SHORT PROBLEM 1: Echo the rows of the spatial layout data below, beginning with the first row and stopping after the one that contains "info-icon (937, 93, 973, 129)".

EXTRACT TO READ:
>>>>>

You are referring to the classic pattern that the Gang of Four termed a
"Composite" pattern.
For a short online description, you could refer to
http://home.earthlink.net/~huston2/dp/composite.html
or look here
http://c2.com/cgi/wiki?CompositePattern
Note that a pattern is not an algorithm. If you are referring to a binary
tree, that tends to be more specific than you find in the pattern
literature, which is more concerned with structural and behavioral
representations of data using object oriented methods.
By the way, the term "composite design pattern" is an overloaded term. It
was overloaded by John Vlissides himself in 1998 in this whitepaper:
http://www.research.ibm.com/designpa...s/ph-jun98.pdf
To get better at using Patterns, I'd suggest a slim book written by
Shalloway and Trott called Design Patterns Explained. I heartily recommend
this book for folks who are realizing that their understanding of Object
Oriented Design is merely mechanical (e.g. you understand inheritance, but
can't find a good reason to bother with it).
Hope this helps,
--- Nick
"Takayasu Kenduma" <ga***********@icqmail.com> wrote in message
news:af**************************@posting.google.c om...
hi everybody.

<<<<<

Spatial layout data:
>>>>>

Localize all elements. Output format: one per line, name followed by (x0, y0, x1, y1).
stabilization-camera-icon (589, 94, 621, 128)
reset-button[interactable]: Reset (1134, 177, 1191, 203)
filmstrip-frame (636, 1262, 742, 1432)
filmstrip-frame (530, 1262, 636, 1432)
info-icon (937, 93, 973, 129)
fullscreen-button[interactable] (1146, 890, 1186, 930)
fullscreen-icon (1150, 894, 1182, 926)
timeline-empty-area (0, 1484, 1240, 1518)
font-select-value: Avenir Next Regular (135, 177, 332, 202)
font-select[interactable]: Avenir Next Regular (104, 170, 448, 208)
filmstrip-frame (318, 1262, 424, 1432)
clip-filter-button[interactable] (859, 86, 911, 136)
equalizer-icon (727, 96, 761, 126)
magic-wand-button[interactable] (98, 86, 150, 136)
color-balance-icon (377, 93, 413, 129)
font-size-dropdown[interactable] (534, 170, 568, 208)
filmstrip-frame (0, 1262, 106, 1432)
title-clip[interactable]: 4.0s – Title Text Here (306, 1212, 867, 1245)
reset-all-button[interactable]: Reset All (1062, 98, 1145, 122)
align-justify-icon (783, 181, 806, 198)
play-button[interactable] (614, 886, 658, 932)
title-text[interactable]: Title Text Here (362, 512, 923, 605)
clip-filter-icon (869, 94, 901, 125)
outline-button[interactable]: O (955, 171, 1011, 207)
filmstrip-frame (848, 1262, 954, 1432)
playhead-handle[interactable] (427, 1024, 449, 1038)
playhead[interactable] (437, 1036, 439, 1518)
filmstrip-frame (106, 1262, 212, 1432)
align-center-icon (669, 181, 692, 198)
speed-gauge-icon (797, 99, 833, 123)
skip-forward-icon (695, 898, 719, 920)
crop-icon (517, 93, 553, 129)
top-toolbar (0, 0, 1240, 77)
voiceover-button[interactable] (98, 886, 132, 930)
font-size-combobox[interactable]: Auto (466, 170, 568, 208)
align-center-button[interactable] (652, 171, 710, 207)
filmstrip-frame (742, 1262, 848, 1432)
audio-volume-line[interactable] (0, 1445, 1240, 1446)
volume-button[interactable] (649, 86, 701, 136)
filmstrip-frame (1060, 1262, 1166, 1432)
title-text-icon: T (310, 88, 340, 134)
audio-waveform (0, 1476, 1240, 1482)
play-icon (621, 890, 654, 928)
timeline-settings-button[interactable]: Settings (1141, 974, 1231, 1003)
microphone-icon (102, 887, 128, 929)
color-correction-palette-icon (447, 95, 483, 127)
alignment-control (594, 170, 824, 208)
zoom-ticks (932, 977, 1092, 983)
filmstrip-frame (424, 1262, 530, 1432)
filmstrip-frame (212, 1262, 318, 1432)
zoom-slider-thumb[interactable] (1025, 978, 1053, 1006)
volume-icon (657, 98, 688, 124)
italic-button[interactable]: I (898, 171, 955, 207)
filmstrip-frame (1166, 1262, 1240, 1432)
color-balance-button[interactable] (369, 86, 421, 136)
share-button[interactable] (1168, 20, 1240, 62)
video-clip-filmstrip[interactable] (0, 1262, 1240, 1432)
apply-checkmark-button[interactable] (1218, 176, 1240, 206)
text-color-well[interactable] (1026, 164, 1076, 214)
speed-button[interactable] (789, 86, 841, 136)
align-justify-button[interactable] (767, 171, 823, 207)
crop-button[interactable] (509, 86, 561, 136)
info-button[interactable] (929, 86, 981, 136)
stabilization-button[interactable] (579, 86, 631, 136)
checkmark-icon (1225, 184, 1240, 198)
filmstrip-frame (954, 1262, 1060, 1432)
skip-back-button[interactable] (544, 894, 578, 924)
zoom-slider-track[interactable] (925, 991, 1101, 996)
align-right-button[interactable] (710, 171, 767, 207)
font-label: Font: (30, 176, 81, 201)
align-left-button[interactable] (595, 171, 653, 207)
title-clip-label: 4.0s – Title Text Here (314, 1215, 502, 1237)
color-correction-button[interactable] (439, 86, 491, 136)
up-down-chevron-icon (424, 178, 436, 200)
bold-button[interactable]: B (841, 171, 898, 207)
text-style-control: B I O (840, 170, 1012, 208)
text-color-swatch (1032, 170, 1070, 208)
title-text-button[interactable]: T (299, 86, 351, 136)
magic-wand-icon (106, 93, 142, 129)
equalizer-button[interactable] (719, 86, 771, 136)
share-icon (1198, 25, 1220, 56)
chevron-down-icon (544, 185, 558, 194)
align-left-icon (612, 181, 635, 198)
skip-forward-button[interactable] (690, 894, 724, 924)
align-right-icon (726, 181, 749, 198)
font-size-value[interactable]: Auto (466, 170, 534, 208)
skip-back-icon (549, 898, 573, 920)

<<<<<

SHORT PROBLEM 2: In the post about the Composite pattern, which book by Shalloway and Trott is recommended?

RIGHT ANSWER 1:
Localize all elements. Output format: one per line, name followed by (x0, y0, x1, y1).
stabilization-camera-icon (589, 94, 621, 128)
reset-button[interactable]: Reset (1134, 177, 1191, 203)
filmstrip-frame (636, 1262, 742, 1432)
filmstrip-frame (530, 1262, 636, 1432)
info-icon (937, 93, 973, 129)

RIGHT ANSWER 2: Design Patterns Explained